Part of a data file
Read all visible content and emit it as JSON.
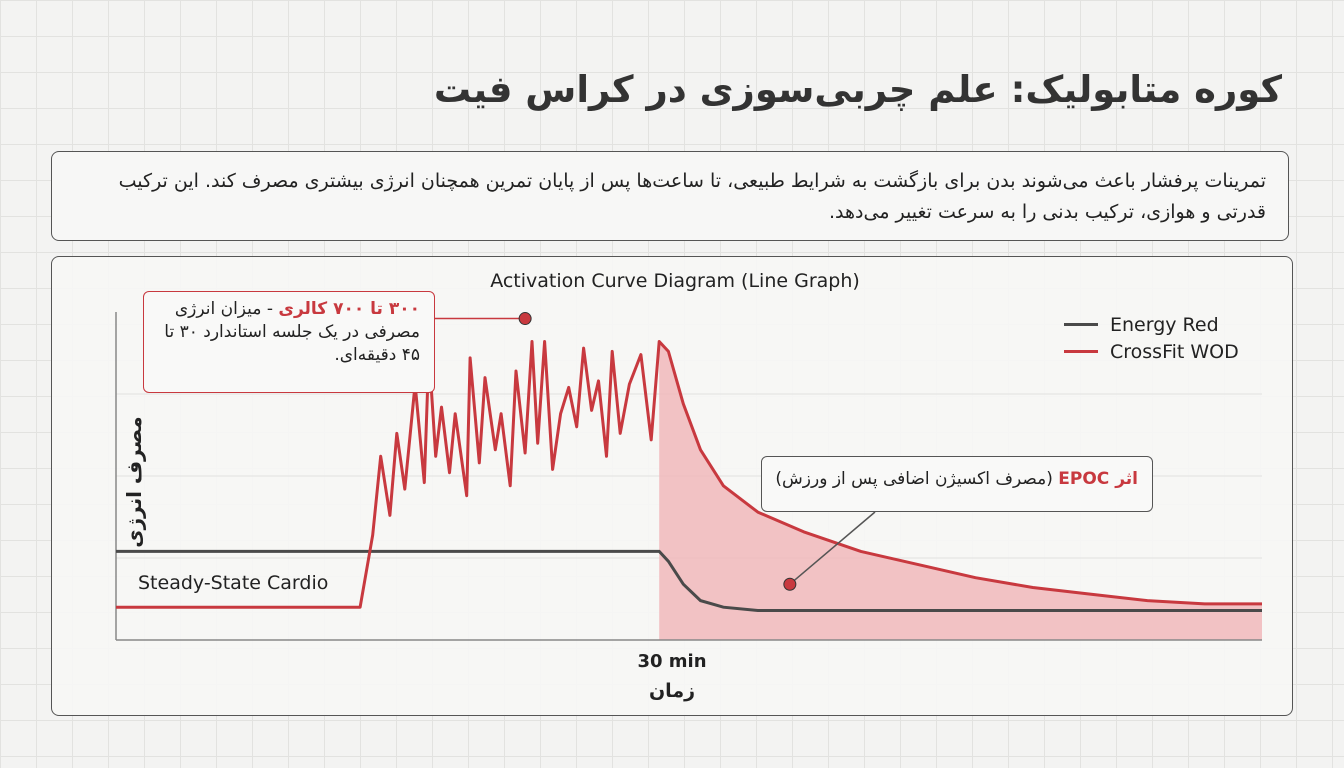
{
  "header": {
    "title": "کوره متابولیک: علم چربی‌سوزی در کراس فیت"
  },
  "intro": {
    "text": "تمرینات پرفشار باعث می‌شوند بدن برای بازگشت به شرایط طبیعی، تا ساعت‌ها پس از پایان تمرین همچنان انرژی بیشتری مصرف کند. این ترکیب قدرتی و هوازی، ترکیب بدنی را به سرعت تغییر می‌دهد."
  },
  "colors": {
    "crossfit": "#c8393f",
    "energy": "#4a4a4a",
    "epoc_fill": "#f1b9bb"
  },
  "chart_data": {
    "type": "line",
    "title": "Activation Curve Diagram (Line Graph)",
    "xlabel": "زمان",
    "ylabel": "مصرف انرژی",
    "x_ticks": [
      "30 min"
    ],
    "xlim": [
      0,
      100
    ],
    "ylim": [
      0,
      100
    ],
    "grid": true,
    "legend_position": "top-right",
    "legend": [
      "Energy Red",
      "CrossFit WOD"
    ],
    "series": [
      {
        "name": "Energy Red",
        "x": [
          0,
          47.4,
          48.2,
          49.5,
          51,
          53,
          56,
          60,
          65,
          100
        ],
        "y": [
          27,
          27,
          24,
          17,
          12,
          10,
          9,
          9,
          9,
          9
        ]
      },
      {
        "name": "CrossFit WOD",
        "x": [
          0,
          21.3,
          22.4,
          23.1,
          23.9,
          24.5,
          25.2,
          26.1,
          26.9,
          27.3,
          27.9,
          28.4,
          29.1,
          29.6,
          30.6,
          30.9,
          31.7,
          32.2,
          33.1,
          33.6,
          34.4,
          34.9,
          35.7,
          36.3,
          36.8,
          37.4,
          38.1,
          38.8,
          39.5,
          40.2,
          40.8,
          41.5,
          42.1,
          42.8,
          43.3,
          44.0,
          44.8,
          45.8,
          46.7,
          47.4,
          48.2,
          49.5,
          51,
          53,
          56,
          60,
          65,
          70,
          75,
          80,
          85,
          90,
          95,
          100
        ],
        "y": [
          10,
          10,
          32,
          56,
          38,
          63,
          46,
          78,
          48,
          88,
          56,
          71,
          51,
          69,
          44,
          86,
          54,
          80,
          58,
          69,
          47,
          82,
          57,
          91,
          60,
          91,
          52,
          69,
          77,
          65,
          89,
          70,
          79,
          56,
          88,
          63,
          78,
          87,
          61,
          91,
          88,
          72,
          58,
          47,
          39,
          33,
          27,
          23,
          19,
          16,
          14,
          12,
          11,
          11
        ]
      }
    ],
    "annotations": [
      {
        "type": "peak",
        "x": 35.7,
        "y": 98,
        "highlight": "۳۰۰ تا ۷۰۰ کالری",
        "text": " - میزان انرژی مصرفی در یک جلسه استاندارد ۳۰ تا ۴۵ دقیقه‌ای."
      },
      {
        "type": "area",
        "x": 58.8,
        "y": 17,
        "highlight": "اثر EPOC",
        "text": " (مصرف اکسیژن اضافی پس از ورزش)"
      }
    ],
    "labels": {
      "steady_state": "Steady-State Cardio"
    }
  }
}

==

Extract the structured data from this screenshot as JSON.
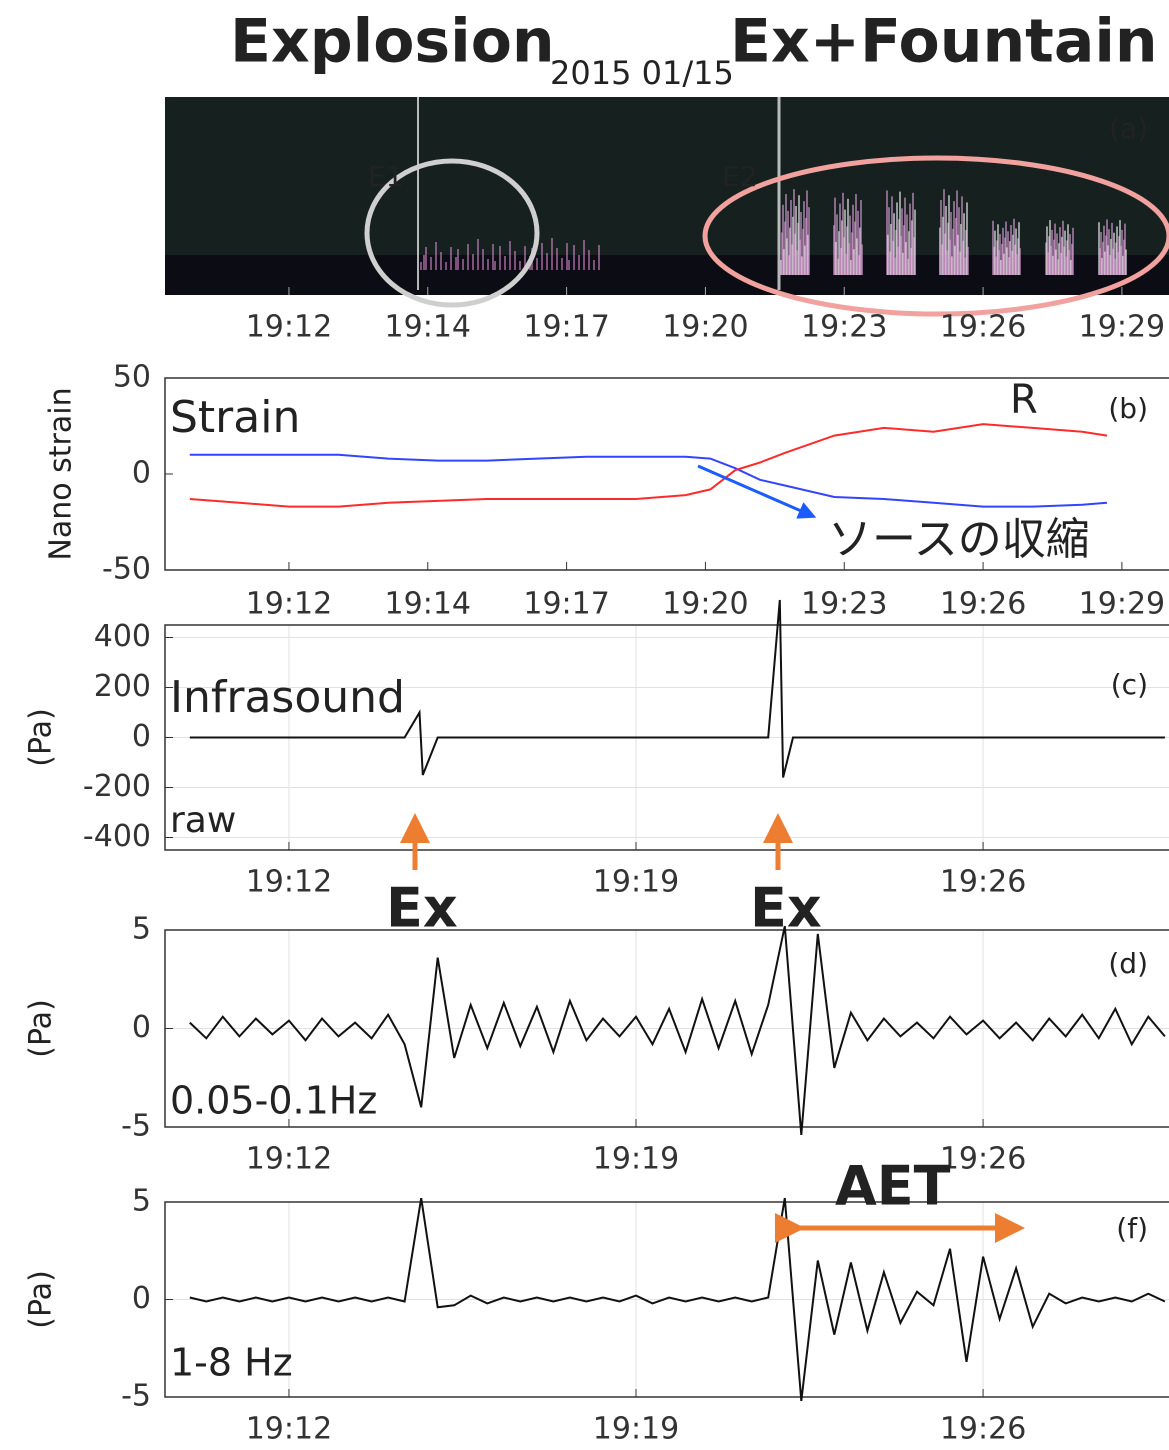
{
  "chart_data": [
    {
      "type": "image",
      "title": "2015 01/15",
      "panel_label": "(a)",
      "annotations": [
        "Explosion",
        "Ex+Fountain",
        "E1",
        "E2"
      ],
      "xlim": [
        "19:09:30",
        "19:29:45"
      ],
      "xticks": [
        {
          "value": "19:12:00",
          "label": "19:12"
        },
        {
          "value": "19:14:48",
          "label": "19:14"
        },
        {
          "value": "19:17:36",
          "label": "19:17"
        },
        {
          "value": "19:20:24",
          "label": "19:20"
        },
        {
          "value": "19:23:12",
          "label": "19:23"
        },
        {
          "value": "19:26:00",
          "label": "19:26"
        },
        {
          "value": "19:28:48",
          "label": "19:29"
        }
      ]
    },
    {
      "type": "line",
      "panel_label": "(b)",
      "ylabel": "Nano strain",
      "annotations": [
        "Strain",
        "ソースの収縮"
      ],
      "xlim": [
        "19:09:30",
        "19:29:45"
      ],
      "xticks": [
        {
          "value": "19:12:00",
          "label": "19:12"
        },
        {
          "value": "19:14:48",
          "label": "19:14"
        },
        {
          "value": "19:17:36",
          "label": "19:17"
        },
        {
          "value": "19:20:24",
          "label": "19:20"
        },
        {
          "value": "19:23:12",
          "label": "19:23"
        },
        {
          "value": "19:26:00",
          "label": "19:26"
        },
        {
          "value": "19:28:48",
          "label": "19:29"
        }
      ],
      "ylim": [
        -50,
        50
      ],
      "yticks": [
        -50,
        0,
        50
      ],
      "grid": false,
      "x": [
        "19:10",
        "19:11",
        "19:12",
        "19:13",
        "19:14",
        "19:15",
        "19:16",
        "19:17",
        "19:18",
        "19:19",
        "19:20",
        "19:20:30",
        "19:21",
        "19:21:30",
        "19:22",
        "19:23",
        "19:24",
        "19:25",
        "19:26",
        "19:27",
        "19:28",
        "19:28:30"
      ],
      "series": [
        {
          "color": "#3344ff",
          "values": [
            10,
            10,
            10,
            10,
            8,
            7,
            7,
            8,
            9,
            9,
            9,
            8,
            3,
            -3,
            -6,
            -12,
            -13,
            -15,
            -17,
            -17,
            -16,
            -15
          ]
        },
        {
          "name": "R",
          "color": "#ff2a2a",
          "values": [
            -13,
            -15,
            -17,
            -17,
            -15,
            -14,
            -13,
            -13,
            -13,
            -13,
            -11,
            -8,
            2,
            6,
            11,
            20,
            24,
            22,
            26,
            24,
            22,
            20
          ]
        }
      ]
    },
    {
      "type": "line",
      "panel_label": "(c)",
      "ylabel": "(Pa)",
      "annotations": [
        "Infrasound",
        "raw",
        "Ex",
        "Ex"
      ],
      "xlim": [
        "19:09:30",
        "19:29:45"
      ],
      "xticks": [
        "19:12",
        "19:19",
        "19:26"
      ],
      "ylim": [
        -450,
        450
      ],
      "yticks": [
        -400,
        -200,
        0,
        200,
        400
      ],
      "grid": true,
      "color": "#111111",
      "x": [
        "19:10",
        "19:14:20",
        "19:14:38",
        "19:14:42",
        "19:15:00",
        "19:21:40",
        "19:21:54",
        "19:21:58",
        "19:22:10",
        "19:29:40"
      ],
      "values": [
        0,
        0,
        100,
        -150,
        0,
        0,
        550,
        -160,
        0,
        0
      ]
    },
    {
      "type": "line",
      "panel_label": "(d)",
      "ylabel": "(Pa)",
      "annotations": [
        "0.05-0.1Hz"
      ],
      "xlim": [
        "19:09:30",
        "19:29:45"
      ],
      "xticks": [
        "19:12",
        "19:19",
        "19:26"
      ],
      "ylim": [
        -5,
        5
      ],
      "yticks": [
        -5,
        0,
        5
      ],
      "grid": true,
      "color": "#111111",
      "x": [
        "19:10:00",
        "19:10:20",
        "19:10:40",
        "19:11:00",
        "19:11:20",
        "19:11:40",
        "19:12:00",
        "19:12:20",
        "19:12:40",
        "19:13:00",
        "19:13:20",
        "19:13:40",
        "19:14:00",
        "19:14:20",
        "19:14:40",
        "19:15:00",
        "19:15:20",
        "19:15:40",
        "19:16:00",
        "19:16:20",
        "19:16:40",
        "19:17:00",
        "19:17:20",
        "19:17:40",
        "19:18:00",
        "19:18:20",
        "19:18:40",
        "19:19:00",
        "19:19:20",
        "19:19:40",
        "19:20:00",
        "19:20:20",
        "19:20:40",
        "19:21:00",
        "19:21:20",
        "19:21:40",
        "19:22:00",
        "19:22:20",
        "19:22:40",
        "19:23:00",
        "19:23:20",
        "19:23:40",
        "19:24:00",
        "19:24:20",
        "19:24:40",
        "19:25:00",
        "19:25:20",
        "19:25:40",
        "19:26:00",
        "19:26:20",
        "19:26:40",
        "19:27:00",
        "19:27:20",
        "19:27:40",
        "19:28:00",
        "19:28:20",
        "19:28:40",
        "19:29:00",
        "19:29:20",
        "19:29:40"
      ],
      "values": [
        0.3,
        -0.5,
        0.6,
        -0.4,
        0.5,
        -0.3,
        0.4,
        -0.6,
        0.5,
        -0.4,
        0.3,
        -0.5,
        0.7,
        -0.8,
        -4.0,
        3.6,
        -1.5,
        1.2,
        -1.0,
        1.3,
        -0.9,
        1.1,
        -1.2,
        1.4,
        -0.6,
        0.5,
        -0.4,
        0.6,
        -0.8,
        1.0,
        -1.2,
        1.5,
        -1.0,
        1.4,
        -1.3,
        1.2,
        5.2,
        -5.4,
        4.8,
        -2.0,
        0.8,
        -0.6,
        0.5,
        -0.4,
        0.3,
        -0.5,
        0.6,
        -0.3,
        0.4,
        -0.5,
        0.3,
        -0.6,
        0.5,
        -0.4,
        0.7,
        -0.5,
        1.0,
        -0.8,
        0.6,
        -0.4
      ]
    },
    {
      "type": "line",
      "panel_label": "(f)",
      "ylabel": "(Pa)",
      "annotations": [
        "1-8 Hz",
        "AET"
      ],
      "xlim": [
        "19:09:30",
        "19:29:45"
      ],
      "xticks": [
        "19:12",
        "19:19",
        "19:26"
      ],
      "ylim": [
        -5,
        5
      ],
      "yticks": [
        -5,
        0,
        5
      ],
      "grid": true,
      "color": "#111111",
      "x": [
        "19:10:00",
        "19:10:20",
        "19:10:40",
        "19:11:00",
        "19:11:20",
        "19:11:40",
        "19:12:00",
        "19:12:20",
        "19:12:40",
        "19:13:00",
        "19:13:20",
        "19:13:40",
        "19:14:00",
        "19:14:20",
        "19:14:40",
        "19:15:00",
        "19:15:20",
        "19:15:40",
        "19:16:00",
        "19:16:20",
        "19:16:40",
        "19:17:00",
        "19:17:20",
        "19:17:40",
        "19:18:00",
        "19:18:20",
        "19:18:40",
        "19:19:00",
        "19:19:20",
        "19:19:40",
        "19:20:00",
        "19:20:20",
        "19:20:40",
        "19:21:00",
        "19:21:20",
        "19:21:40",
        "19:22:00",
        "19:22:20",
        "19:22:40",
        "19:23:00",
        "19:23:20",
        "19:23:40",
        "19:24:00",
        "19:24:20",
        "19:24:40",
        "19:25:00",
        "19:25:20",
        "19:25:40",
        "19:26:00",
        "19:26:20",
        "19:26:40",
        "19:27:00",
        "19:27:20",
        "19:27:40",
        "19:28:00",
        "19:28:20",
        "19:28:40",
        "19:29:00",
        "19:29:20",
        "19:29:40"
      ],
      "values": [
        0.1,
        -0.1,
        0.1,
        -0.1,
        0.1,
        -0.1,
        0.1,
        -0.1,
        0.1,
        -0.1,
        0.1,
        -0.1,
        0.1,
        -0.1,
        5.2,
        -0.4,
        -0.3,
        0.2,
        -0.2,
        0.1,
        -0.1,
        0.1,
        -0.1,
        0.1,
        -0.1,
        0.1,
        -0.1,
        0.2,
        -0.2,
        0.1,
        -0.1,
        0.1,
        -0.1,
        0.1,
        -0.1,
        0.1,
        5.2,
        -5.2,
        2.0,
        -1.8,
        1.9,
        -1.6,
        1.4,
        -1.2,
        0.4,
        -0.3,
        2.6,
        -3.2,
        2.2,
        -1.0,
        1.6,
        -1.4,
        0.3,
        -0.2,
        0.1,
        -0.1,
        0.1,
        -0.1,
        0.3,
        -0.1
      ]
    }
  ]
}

▶ **TASK STATEMENT**
Copy each line of the data that contains the word "name".

▶ **TASK OUTPUT**
        "name": "Energy Red",
        "name": "CrossFit WOD",
          "name": "R",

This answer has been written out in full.